_PROBLEM REQUIREMENTS_: Records follow. Copy every line with "scorbutic".
+ + +
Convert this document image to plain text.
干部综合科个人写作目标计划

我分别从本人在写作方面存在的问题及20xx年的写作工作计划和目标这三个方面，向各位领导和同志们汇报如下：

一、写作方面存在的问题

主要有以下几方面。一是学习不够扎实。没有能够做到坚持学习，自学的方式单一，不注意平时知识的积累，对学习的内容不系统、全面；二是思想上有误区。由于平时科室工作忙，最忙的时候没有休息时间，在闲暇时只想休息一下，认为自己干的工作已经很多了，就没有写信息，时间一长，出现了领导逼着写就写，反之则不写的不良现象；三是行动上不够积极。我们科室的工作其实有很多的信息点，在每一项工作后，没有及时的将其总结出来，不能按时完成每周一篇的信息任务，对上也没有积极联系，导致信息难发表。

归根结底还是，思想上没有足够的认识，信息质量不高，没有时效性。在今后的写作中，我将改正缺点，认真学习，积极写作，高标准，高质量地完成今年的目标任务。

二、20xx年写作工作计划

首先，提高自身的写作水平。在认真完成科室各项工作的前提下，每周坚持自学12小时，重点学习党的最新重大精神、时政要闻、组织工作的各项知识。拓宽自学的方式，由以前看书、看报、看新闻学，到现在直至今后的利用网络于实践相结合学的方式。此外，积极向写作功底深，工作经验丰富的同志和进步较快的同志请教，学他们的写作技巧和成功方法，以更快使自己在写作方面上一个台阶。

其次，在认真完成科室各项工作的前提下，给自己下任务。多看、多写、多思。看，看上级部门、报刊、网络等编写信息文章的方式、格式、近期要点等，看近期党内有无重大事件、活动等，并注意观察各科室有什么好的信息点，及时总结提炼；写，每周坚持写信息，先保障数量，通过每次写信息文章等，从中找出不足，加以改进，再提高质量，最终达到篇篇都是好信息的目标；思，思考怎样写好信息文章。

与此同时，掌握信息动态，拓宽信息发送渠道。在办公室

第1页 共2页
+ + +
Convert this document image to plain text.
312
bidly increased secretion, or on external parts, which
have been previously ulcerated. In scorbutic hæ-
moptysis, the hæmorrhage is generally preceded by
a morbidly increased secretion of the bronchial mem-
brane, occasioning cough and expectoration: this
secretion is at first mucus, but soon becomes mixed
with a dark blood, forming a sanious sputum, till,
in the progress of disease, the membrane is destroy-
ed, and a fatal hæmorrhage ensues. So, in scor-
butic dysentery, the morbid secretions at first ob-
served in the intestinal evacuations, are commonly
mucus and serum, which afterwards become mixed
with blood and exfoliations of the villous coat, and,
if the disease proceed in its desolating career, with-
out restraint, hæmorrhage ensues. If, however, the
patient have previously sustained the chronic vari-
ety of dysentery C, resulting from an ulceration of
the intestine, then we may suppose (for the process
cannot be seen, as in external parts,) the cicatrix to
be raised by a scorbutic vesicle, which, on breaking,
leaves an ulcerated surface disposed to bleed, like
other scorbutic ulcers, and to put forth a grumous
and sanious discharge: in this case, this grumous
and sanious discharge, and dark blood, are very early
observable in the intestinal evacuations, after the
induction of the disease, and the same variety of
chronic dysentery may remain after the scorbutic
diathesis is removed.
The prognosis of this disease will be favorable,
+ + +
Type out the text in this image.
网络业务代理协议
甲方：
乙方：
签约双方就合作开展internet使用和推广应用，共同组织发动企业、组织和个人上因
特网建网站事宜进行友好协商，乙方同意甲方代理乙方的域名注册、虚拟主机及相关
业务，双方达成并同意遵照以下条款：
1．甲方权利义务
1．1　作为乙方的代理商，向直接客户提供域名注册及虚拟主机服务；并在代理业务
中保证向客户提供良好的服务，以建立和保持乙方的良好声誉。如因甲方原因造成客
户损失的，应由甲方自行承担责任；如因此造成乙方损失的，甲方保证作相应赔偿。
+ + +
_SOLUTION_:
have been previously ulcerated. In scorbutic hæ-
be raised by a scorbutic vesicle, which, on breaking,
other scorbutic ulcers, and to put forth a grumous
chronic dysentery may remain after the scorbutic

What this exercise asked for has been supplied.